● **What to produce**
Find the lines holding the word "Fonctionnement" and collect them.

● **Material to process**
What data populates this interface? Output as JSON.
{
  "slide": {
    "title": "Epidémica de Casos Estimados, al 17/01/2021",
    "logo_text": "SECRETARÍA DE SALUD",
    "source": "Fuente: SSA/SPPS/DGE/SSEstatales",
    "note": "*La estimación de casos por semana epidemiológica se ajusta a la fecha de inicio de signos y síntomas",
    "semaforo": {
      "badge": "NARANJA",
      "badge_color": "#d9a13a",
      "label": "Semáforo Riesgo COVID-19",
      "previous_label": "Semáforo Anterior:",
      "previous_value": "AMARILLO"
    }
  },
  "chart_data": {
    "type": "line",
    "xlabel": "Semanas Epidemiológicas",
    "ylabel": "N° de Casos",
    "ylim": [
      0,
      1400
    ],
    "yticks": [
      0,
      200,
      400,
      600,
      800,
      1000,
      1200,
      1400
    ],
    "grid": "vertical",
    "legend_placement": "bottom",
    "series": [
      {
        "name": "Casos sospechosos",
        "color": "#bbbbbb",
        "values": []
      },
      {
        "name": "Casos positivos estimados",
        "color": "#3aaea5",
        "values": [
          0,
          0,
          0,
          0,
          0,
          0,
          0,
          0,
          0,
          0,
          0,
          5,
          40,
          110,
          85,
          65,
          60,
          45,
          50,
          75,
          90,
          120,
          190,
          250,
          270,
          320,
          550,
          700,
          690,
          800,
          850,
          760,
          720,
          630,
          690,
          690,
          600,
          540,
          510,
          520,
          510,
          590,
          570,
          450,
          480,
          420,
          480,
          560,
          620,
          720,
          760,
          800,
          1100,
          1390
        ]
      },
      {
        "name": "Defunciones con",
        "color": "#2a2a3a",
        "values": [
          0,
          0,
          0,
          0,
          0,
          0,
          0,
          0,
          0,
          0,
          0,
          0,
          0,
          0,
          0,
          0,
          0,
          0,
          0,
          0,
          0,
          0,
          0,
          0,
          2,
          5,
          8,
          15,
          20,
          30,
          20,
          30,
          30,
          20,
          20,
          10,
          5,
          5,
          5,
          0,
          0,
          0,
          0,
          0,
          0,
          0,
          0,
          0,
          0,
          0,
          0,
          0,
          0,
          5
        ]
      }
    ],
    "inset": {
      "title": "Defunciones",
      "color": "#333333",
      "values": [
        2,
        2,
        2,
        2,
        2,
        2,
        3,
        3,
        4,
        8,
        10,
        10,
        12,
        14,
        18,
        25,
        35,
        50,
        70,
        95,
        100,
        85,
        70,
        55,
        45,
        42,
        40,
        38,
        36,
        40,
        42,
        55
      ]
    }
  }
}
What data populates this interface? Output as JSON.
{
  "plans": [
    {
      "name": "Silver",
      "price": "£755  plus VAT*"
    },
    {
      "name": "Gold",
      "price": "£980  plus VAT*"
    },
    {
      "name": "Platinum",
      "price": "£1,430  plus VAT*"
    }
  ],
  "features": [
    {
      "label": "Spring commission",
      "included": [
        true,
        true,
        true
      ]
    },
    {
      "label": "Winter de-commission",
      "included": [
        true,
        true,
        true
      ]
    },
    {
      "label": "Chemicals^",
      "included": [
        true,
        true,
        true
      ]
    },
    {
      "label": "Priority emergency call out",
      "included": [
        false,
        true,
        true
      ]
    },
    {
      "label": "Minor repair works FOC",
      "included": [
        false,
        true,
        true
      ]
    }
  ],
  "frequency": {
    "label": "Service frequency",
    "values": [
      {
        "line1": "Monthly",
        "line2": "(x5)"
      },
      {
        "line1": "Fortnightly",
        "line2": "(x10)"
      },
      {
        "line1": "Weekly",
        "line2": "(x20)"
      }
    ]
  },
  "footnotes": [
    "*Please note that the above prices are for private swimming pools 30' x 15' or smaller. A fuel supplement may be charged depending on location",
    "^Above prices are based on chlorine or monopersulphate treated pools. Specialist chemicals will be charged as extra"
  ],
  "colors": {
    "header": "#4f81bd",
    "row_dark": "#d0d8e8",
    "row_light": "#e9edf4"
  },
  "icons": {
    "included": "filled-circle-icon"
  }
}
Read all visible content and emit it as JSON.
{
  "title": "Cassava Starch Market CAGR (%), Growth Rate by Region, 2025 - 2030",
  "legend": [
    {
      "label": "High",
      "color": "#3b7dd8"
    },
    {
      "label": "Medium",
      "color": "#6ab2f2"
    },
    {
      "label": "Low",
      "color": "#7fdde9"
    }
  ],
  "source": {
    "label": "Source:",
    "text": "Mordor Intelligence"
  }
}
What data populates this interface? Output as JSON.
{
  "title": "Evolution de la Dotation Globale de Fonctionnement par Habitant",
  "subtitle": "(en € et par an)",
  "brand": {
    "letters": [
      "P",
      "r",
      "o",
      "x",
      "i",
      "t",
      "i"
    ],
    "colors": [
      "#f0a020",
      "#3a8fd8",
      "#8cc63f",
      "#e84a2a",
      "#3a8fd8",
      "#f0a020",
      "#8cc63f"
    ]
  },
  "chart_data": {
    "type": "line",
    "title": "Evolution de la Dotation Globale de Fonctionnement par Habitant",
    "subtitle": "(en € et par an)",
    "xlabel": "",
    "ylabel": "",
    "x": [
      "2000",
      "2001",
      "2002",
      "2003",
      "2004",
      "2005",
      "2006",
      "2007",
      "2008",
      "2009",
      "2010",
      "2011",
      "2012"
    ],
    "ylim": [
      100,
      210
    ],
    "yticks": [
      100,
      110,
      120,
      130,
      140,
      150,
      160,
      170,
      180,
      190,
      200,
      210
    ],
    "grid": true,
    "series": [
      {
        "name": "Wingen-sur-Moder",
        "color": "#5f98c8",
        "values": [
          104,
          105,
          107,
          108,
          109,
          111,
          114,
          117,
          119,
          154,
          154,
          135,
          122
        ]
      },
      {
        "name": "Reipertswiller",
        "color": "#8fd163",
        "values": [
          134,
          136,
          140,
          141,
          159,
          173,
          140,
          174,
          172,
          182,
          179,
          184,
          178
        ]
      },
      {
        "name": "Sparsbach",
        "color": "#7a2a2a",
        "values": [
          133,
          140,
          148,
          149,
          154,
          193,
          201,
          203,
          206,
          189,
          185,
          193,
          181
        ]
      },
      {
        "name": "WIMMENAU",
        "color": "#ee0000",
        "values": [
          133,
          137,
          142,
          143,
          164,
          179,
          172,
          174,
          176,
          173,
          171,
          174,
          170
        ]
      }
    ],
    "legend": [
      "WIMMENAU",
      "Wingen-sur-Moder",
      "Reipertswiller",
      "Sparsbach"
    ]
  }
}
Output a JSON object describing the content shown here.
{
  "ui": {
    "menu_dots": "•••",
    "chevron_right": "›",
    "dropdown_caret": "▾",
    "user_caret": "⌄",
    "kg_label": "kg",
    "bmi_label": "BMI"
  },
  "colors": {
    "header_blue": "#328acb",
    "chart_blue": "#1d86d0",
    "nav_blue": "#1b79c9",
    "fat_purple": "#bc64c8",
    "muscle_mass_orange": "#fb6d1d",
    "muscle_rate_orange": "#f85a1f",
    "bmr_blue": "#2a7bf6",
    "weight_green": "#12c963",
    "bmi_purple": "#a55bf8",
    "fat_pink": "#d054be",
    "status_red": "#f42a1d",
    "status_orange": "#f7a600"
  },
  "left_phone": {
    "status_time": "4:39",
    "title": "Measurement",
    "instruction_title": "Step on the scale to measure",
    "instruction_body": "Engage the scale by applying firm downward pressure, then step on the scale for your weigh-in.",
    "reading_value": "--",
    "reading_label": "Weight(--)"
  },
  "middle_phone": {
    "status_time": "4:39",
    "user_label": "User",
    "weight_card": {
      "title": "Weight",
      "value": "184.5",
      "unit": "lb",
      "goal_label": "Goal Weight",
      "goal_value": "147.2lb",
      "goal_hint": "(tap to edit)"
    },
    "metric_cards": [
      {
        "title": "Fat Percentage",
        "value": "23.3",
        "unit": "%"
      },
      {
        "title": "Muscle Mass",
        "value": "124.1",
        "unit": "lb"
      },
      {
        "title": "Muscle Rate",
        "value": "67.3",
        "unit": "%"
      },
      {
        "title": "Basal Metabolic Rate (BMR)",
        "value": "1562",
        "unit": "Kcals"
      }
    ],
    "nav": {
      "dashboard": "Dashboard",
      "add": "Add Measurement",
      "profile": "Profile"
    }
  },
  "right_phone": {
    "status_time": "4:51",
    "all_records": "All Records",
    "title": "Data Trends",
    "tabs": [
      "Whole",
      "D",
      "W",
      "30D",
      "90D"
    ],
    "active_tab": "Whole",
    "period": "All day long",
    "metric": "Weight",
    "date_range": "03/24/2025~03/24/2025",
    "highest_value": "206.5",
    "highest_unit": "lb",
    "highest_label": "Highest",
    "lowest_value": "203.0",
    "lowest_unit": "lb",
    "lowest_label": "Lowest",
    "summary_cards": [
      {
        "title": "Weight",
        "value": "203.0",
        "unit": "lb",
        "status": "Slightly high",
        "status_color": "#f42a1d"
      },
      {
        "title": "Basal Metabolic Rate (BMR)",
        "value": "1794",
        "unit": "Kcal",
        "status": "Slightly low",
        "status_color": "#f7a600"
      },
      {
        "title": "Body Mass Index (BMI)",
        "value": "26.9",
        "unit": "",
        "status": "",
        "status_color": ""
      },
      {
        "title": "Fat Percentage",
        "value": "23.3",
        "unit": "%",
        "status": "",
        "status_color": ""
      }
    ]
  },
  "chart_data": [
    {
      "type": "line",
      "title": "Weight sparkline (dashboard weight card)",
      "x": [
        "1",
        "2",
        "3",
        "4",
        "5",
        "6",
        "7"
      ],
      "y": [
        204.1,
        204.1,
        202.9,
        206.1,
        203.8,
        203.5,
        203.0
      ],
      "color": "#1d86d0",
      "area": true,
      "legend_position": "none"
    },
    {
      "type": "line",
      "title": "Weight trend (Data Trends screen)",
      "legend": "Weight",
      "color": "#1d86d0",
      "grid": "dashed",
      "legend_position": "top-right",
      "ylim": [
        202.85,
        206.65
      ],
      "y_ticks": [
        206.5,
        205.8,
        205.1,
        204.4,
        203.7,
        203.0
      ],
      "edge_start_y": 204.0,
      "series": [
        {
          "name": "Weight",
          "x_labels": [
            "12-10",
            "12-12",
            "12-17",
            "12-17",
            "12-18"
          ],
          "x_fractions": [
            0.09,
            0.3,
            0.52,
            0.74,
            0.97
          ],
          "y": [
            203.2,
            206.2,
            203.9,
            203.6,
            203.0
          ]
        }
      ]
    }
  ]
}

● **Exercise output**
  "title": "Evolution de la Dotation Globale de Fonctionnement par Habitant",
    "title": "Evolution de la Dotation Globale de Fonctionnement par Habitant",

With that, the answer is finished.